Output the lines of the records from the one containing "Serialize everything readable" through the last, both ends included. Leave pictures out.

-- Start of RECORDS FOR THE TASK --

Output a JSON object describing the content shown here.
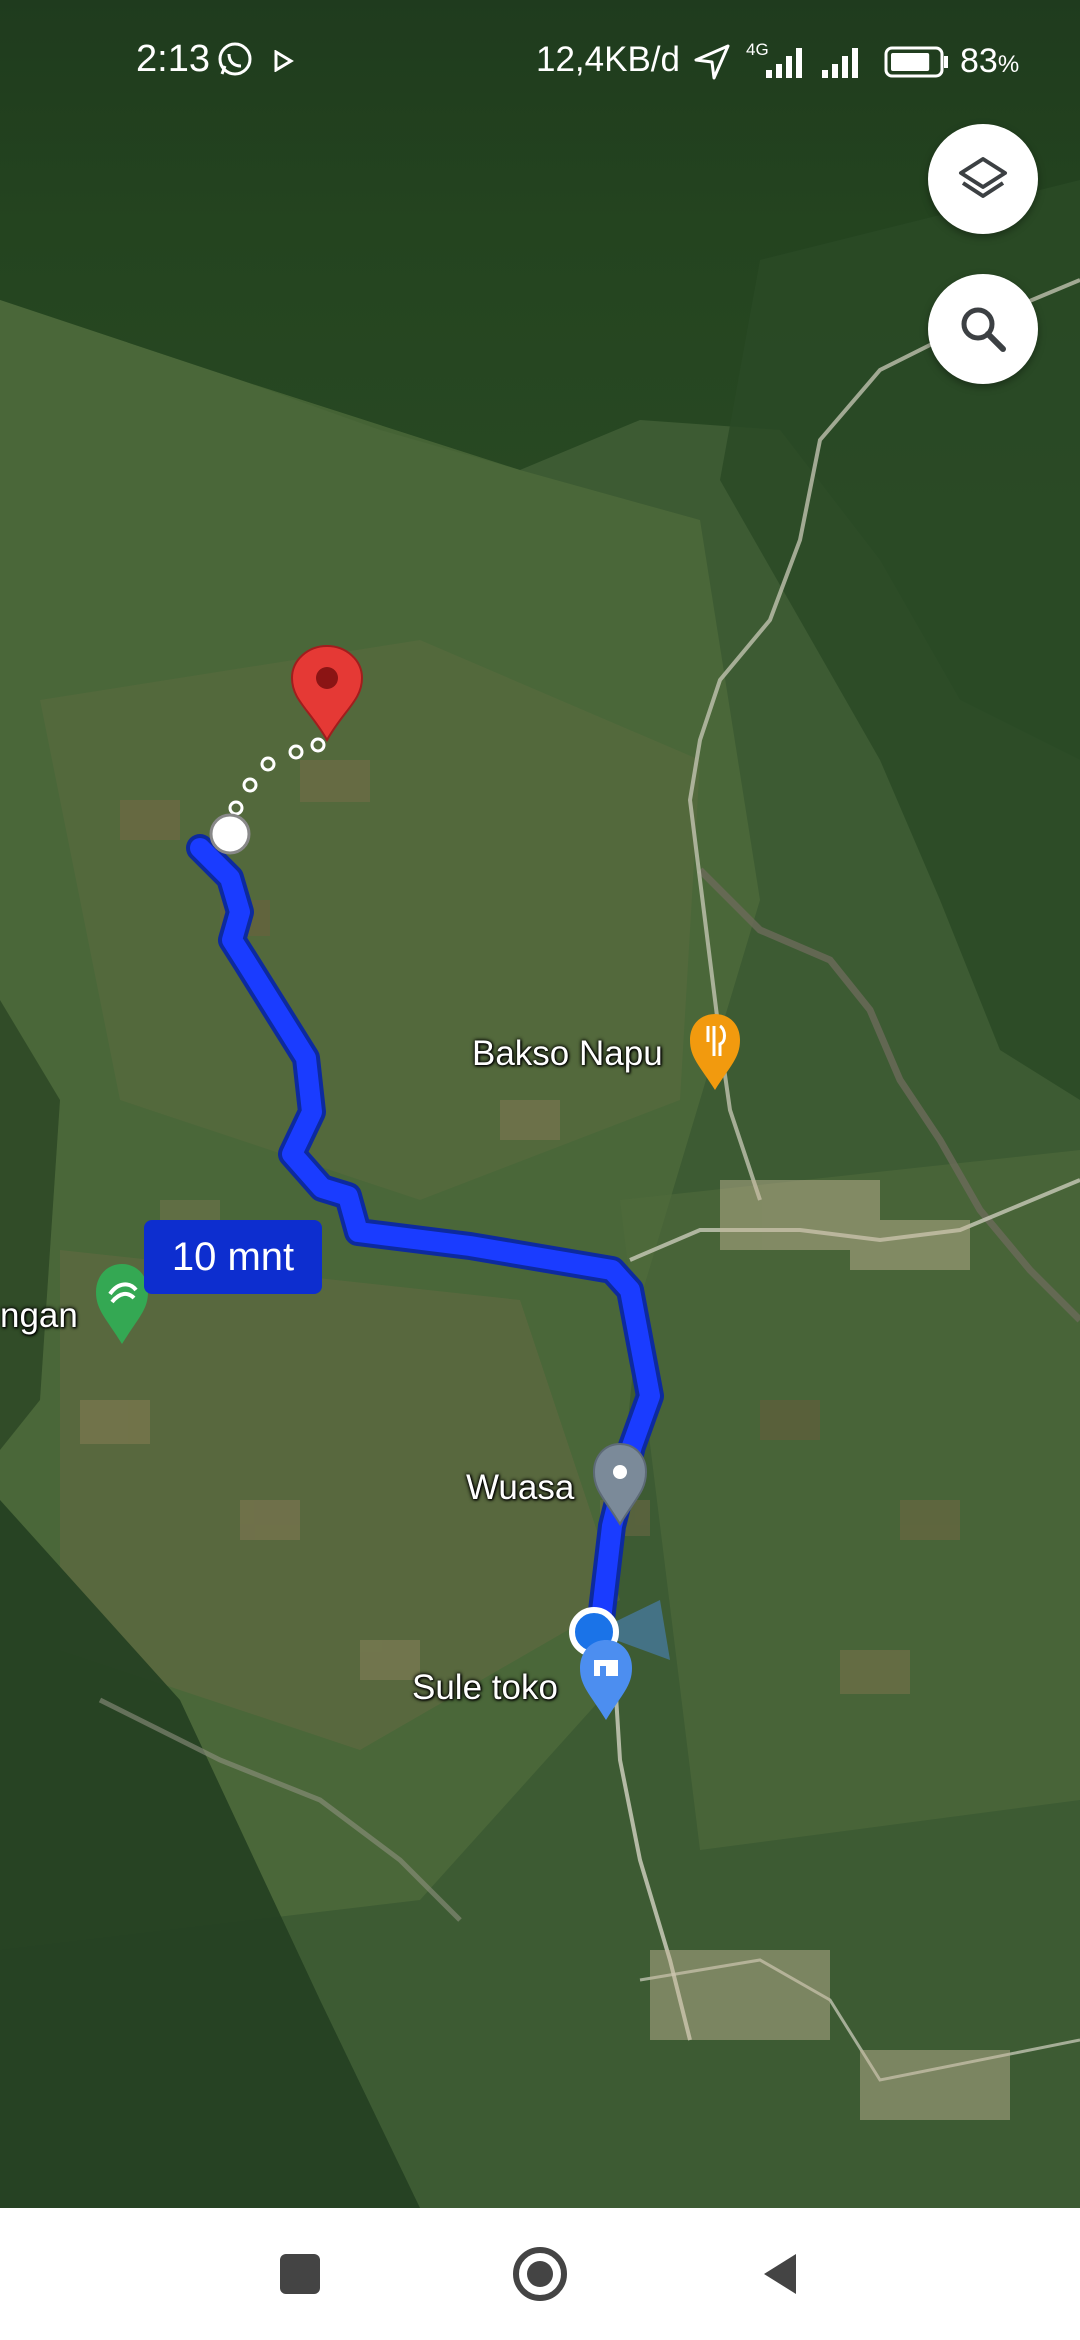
{
  "status_bar": {
    "time": "2:13",
    "network_speed": "12,4KB/d",
    "network_type": "4G",
    "battery_percent": "83",
    "battery_symbol": "%",
    "battery_level": 0.83,
    "icons": [
      "whatsapp-icon",
      "play-icon",
      "location-arrow-icon",
      "signal-icon",
      "battery-icon"
    ]
  },
  "map": {
    "imagery": "satellite",
    "places": {
      "bakso_napu": "Bakso Napu",
      "wuasa": "Wuasa",
      "sule_toko": "Sule toko",
      "partial_left": "ngan"
    },
    "route": {
      "eta_label": "10 mnt",
      "color": "#1a3cff"
    },
    "destination_pin_color": "#e53935",
    "current_location_color": "#1a73e8"
  },
  "controls": {
    "layers_button_icon": "layers-icon",
    "search_button_icon": "search-icon"
  },
  "nav_bar": {
    "buttons": [
      "recents-square-icon",
      "home-circle-icon",
      "back-triangle-icon"
    ]
  }
}
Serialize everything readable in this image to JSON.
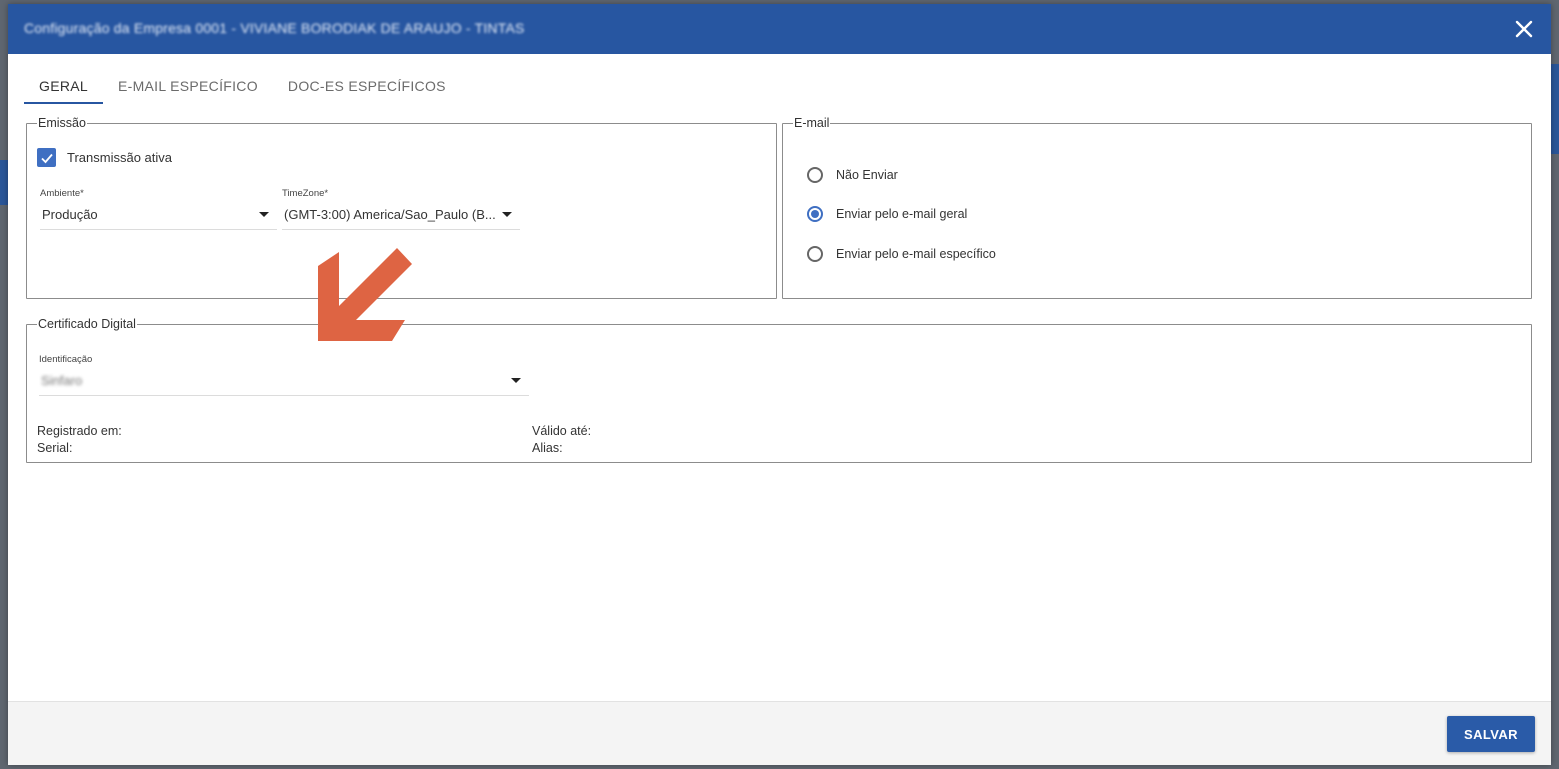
{
  "dialog": {
    "title": "Configuração da Empresa 0001 - VIVIANE BORODIAK DE ARAUJO - TINTAS",
    "close_icon": "close-icon"
  },
  "tabs": [
    {
      "label": "GERAL",
      "active": true
    },
    {
      "label": "E-MAIL ESPECÍFICO",
      "active": false
    },
    {
      "label": "DOC-ES ESPECÍFICOS",
      "active": false
    }
  ],
  "emissao": {
    "legend": "Emissão",
    "transmissao_label": "Transmissão ativa",
    "transmissao_checked": true,
    "ambiente_label": "Ambiente*",
    "ambiente_value": "Produção",
    "timezone_label": "TimeZone*",
    "timezone_value": "(GMT-3:00) America/Sao_Paulo (B..."
  },
  "email": {
    "legend": "E-mail",
    "options": [
      {
        "label": "Não Enviar",
        "checked": false
      },
      {
        "label": "Enviar pelo e-mail geral",
        "checked": true
      },
      {
        "label": "Enviar pelo e-mail específico",
        "checked": false
      }
    ]
  },
  "certificado": {
    "legend": "Certificado Digital",
    "identificacao_label": "Identificação",
    "identificacao_value": "Sinfaro",
    "registrado_label": "Registrado em:",
    "serial_label": "Serial:",
    "valido_label": "Válido até:",
    "alias_label": "Alias:"
  },
  "footer": {
    "save_label": "SALVAR"
  },
  "colors": {
    "primary": "#2756a1",
    "accent": "#3f6fc2",
    "annotation_arrow": "#de6443"
  }
}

-- End of RECORDS FOR THE TASK --

→ FULL RESPONSE
Serialize everything readable in this image to JSON.
{
  "dialog": {
    "title": "Configuração da Empresa 0001 - VIVIANE BORODIAK DE ARAUJO - TINTAS",
    "close_icon": "close-icon"
  },
  "tabs": [
    {
      "label": "GERAL",
      "active": true
    },
    {
      "label": "E-MAIL ESPECÍFICO",
      "active": false
    },
    {
      "label": "DOC-ES ESPECÍFICOS",
      "active": false
    }
  ],
  "emissao": {
    "legend": "Emissão",
    "transmissao_label": "Transmissão ativa",
    "transmissao_checked": true,
    "ambiente_label": "Ambiente*",
    "ambiente_value": "Produção",
    "timezone_label": "TimeZone*",
    "timezone_value": "(GMT-3:00) America/Sao_Paulo (B..."
  },
  "email": {
    "legend": "E-mail",
    "options": [
      {
        "label": "Não Enviar",
        "checked": false
      },
      {
        "label": "Enviar pelo e-mail geral",
        "checked": true
      },
      {
        "label": "Enviar pelo e-mail específico",
        "checked": false
      }
    ]
  },
  "certificado": {
    "legend": "Certificado Digital",
    "identificacao_label": "Identificação",
    "identificacao_value": "Sinfaro",
    "registrado_label": "Registrado em:",
    "serial_label": "Serial:",
    "valido_label": "Válido até:",
    "alias_label": "Alias:"
  },
  "footer": {
    "save_label": "SALVAR"
  },
  "colors": {
    "primary": "#2756a1",
    "accent": "#3f6fc2",
    "annotation_arrow": "#de6443"
  }
}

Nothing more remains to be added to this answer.